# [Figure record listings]
----------
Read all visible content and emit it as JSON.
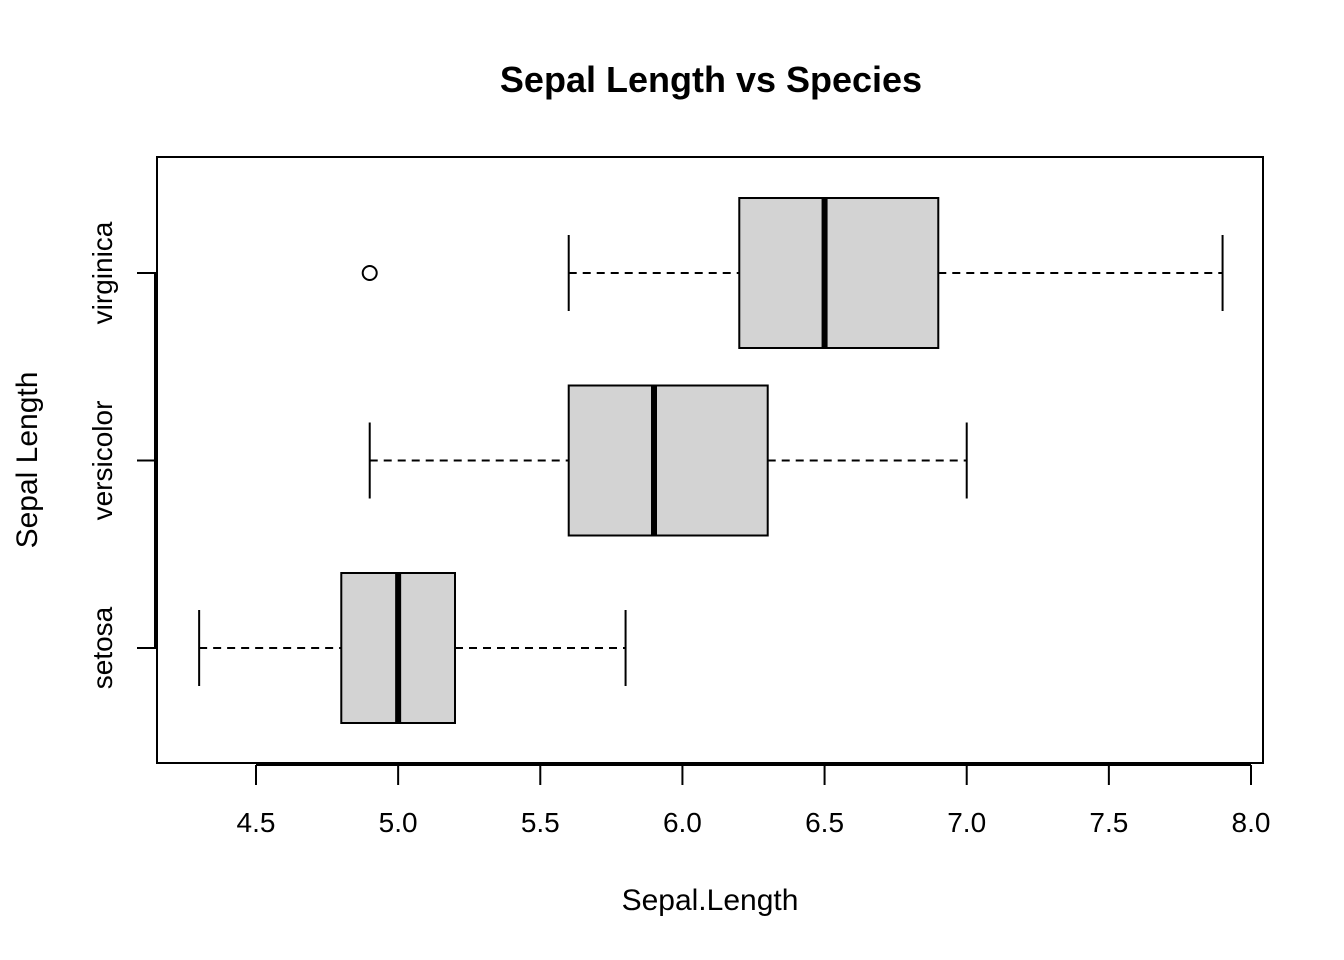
{
  "chart_data": {
    "type": "boxplot",
    "orientation": "horizontal",
    "title": "Sepal Length vs Species",
    "xlabel": "Sepal.Length",
    "ylabel": "Sepal Length",
    "xlim": [
      4.2,
      8.0
    ],
    "xticks": [
      4.5,
      5.0,
      5.5,
      6.0,
      6.5,
      7.0,
      7.5,
      8.0
    ],
    "xtick_labels": [
      "4.5",
      "5.0",
      "5.5",
      "6.0",
      "6.5",
      "7.0",
      "7.5",
      "8.0"
    ],
    "categories": [
      "setosa",
      "versicolor",
      "virginica"
    ],
    "boxes": [
      {
        "category": "setosa",
        "min": 4.3,
        "q1": 4.8,
        "median": 5.0,
        "q3": 5.2,
        "max": 5.8,
        "outliers": []
      },
      {
        "category": "versicolor",
        "min": 4.9,
        "q1": 5.6,
        "median": 5.9,
        "q3": 6.3,
        "max": 7.0,
        "outliers": []
      },
      {
        "category": "virginica",
        "min": 5.6,
        "q1": 6.2,
        "median": 6.5,
        "q3": 6.9,
        "max": 7.9,
        "outliers": [
          4.9
        ]
      }
    ],
    "box_fill": "#d3d3d3",
    "line_color": "#000000",
    "grid": false,
    "legend": "none"
  }
}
----------
Return each line exactly as written. Any picture gets left out.

# [The reply]
Read all visible content and emit it as JSON.
{
  "chart_data": {
    "type": "boxplot",
    "orientation": "horizontal",
    "title": "Sepal Length vs Species",
    "xlabel": "Sepal.Length",
    "ylabel": "Sepal Length",
    "xlim": [
      4.2,
      8.0
    ],
    "xticks": [
      4.5,
      5.0,
      5.5,
      6.0,
      6.5,
      7.0,
      7.5,
      8.0
    ],
    "xtick_labels": [
      "4.5",
      "5.0",
      "5.5",
      "6.0",
      "6.5",
      "7.0",
      "7.5",
      "8.0"
    ],
    "categories": [
      "setosa",
      "versicolor",
      "virginica"
    ],
    "boxes": [
      {
        "category": "setosa",
        "min": 4.3,
        "q1": 4.8,
        "median": 5.0,
        "q3": 5.2,
        "max": 5.8,
        "outliers": []
      },
      {
        "category": "versicolor",
        "min": 4.9,
        "q1": 5.6,
        "median": 5.9,
        "q3": 6.3,
        "max": 7.0,
        "outliers": []
      },
      {
        "category": "virginica",
        "min": 5.6,
        "q1": 6.2,
        "median": 6.5,
        "q3": 6.9,
        "max": 7.9,
        "outliers": [
          4.9
        ]
      }
    ],
    "box_fill": "#d3d3d3",
    "line_color": "#000000",
    "grid": false,
    "legend": "none"
  }
}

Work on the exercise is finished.